--- Your objective ---
Report every line below that holds the word "Local".
□ □ □ □
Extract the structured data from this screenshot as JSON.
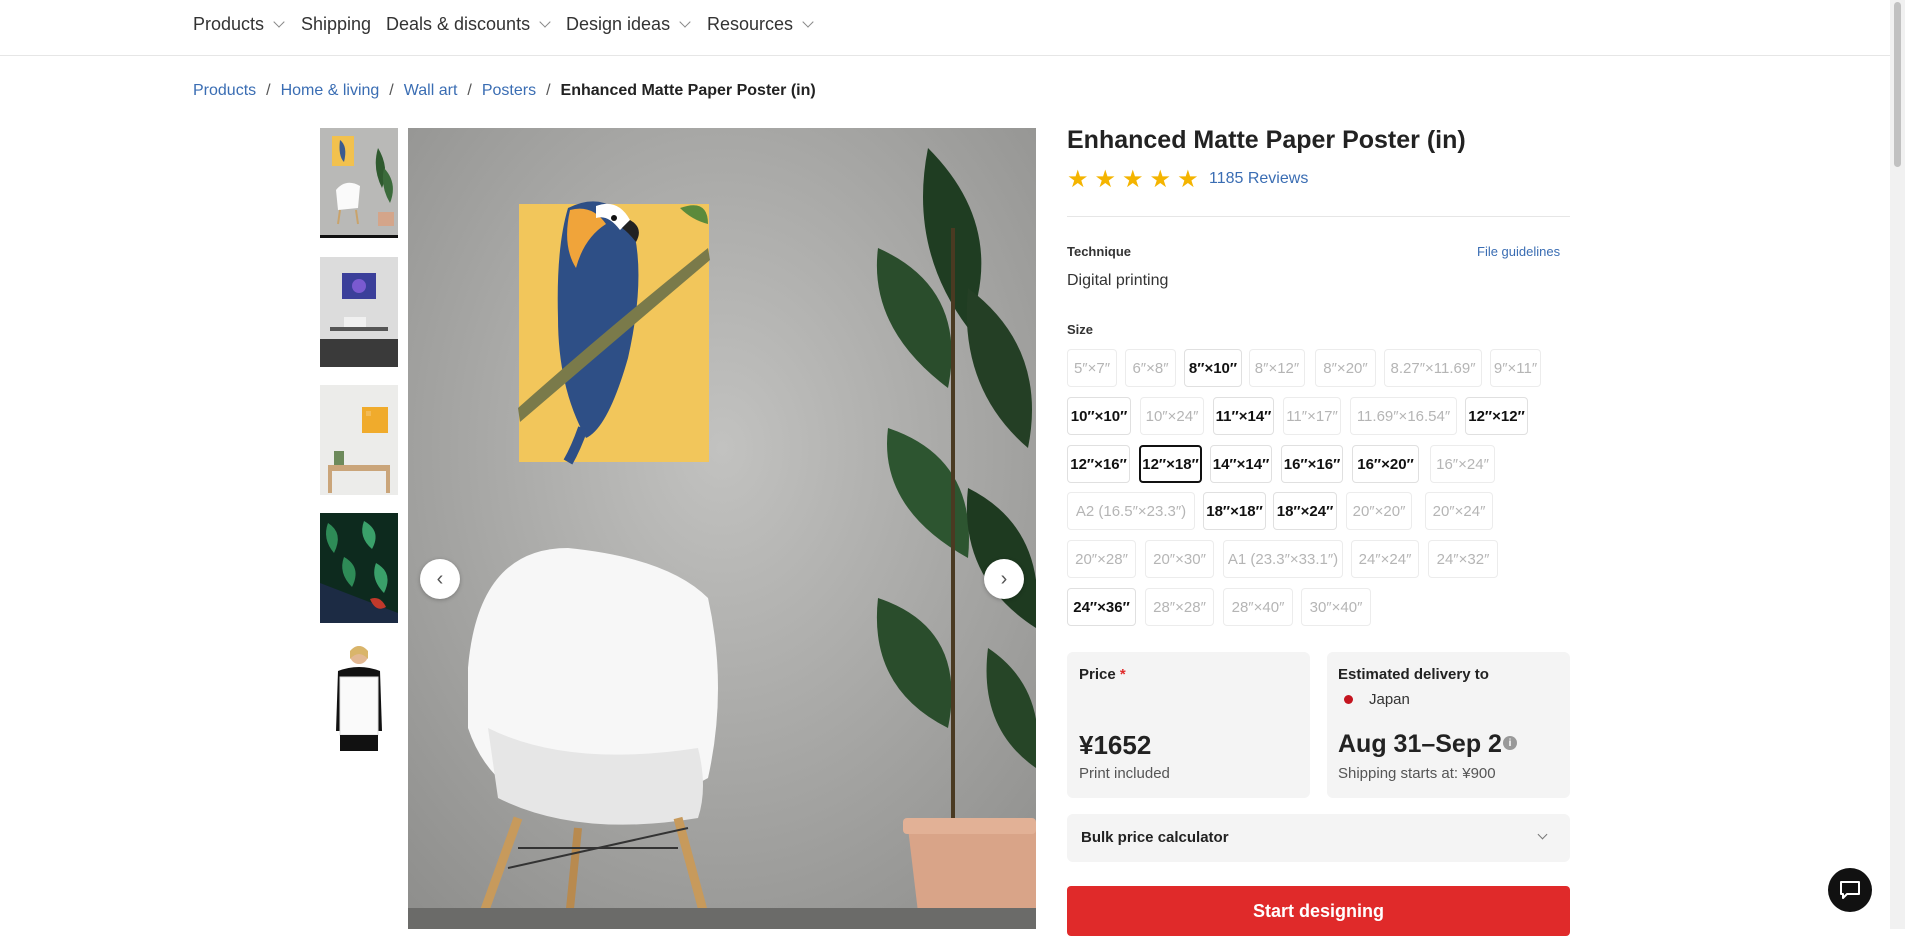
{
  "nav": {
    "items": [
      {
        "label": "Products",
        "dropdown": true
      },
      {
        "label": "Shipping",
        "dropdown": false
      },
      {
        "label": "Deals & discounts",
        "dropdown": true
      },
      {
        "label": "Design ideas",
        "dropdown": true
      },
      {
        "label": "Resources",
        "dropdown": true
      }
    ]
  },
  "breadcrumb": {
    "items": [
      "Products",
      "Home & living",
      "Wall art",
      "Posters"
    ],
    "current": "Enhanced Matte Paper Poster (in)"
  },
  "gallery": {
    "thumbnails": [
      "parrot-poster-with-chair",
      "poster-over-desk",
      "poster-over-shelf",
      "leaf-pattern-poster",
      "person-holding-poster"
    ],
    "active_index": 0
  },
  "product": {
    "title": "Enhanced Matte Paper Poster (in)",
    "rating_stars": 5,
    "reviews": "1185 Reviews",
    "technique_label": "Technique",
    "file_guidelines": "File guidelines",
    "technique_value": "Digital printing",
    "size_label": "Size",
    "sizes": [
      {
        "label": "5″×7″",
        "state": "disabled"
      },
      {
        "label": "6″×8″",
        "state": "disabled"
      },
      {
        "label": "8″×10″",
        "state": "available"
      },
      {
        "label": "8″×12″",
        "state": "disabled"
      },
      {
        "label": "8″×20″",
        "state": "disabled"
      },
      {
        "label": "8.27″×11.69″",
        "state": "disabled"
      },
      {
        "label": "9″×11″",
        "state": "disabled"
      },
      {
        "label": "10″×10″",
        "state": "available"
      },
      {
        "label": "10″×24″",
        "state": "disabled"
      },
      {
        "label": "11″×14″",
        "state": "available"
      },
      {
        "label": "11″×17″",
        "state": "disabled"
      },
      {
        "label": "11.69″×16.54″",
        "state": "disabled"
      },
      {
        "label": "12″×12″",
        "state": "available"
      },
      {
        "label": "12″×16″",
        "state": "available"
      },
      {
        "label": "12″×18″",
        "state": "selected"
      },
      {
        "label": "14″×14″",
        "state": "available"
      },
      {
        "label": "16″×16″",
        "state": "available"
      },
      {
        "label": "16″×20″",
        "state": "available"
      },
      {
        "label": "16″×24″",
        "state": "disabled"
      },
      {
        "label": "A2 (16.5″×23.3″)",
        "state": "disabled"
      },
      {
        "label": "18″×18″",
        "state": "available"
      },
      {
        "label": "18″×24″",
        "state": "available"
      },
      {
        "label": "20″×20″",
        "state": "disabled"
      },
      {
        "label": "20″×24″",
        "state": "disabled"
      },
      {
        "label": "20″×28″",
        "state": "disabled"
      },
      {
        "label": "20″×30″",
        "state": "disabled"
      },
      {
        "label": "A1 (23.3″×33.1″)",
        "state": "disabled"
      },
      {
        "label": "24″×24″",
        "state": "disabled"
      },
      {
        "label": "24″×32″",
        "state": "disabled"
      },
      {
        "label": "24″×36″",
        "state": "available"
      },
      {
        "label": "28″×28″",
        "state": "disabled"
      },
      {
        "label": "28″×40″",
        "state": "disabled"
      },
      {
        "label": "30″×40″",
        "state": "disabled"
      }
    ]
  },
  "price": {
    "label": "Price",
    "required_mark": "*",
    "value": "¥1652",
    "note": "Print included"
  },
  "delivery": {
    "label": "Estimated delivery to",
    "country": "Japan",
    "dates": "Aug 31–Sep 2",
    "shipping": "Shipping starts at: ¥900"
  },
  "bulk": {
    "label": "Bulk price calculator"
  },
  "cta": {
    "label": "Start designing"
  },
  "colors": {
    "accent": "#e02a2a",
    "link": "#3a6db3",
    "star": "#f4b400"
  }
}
□ □ □ □
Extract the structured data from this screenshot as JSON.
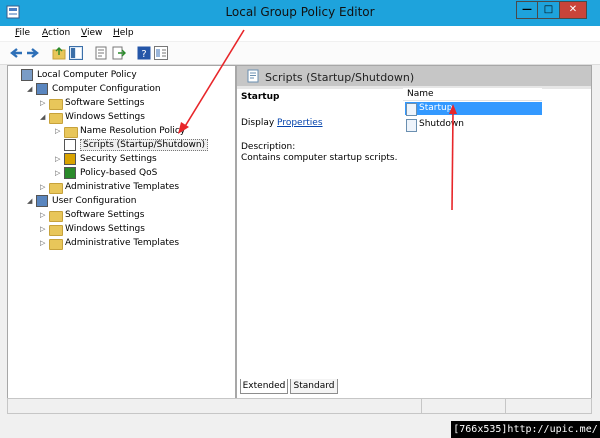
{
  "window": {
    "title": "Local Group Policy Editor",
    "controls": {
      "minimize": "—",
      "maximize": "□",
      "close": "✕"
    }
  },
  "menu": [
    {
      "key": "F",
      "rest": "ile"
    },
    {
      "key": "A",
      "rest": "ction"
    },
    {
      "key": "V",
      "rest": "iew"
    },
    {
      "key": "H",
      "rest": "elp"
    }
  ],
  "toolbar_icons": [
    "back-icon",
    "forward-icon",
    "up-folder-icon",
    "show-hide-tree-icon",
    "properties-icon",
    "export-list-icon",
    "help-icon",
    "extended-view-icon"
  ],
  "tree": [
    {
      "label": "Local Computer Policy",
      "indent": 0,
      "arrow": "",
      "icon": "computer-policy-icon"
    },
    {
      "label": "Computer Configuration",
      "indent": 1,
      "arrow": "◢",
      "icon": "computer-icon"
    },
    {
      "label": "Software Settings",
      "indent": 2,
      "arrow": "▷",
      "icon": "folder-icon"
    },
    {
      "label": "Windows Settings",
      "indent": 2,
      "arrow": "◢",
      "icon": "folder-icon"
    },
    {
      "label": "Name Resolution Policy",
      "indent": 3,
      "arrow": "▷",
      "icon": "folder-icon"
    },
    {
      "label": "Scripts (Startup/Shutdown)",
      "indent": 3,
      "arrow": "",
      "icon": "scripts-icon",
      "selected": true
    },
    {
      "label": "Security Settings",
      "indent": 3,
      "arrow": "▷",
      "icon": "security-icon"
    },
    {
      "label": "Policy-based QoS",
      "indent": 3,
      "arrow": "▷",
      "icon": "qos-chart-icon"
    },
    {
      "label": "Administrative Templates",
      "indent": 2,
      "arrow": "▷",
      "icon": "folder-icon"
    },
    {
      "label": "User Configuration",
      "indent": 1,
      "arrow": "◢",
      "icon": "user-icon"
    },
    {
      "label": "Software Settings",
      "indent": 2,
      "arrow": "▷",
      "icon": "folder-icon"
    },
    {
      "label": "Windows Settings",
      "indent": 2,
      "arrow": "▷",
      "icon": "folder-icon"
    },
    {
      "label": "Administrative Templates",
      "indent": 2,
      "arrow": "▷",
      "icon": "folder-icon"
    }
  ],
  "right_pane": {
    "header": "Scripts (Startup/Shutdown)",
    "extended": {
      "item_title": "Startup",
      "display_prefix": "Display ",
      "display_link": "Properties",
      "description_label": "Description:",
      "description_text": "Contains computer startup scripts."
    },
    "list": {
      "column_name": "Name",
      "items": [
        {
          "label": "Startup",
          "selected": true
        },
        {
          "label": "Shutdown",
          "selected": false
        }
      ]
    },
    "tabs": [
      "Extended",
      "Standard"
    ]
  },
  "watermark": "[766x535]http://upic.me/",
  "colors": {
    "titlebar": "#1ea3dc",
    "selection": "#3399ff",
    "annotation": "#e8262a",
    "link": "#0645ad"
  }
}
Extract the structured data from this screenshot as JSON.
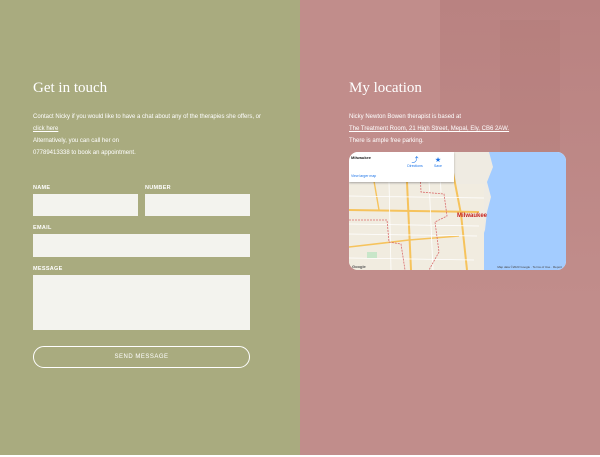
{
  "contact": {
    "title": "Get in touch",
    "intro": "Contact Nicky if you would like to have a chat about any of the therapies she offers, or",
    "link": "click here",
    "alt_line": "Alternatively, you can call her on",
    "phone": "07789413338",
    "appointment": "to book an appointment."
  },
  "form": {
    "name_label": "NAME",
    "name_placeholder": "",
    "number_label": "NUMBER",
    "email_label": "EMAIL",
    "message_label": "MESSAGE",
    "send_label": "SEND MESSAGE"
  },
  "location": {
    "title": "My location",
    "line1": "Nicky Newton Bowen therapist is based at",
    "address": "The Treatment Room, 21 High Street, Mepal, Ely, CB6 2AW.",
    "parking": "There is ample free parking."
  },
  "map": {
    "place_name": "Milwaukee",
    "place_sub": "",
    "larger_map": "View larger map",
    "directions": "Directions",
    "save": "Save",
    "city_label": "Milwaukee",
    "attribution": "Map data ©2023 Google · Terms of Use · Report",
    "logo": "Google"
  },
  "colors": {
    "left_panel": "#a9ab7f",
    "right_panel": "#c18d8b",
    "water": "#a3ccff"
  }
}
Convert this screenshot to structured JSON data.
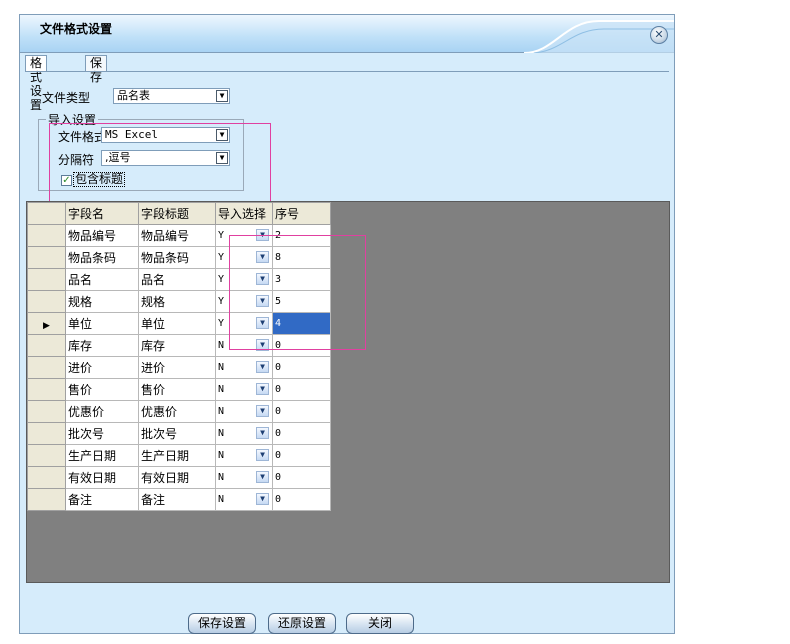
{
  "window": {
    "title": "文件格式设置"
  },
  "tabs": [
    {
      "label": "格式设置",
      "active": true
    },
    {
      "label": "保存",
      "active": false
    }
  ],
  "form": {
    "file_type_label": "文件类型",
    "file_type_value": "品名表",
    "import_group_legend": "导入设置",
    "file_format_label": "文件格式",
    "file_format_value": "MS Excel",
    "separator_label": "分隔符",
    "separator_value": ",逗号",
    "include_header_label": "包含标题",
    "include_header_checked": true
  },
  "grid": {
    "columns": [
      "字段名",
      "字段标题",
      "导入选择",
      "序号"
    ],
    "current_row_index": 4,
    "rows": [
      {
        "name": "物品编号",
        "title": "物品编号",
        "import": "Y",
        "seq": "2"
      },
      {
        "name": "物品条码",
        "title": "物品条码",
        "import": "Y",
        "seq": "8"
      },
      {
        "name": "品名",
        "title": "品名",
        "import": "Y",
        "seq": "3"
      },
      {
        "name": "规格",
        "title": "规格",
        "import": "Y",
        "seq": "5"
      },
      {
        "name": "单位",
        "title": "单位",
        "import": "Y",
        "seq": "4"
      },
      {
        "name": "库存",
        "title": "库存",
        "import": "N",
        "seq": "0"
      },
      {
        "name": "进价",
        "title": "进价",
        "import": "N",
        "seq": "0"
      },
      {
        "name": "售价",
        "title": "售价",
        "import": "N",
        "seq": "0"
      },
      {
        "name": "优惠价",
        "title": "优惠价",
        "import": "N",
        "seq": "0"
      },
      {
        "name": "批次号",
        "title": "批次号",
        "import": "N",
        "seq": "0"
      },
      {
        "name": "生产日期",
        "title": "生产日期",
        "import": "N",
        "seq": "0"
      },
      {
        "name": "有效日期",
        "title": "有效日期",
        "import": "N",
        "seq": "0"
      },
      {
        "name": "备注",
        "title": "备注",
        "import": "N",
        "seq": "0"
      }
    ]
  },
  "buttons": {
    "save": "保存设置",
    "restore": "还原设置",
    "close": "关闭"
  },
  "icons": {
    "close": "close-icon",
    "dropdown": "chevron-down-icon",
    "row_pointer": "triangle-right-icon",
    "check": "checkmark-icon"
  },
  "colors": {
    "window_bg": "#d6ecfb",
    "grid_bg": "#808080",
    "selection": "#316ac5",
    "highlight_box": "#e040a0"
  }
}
□ □ □ □
--- Answer for this exercise ---
    "title": "Local Group Policy Editor",
      "label": "Local Computer Policy",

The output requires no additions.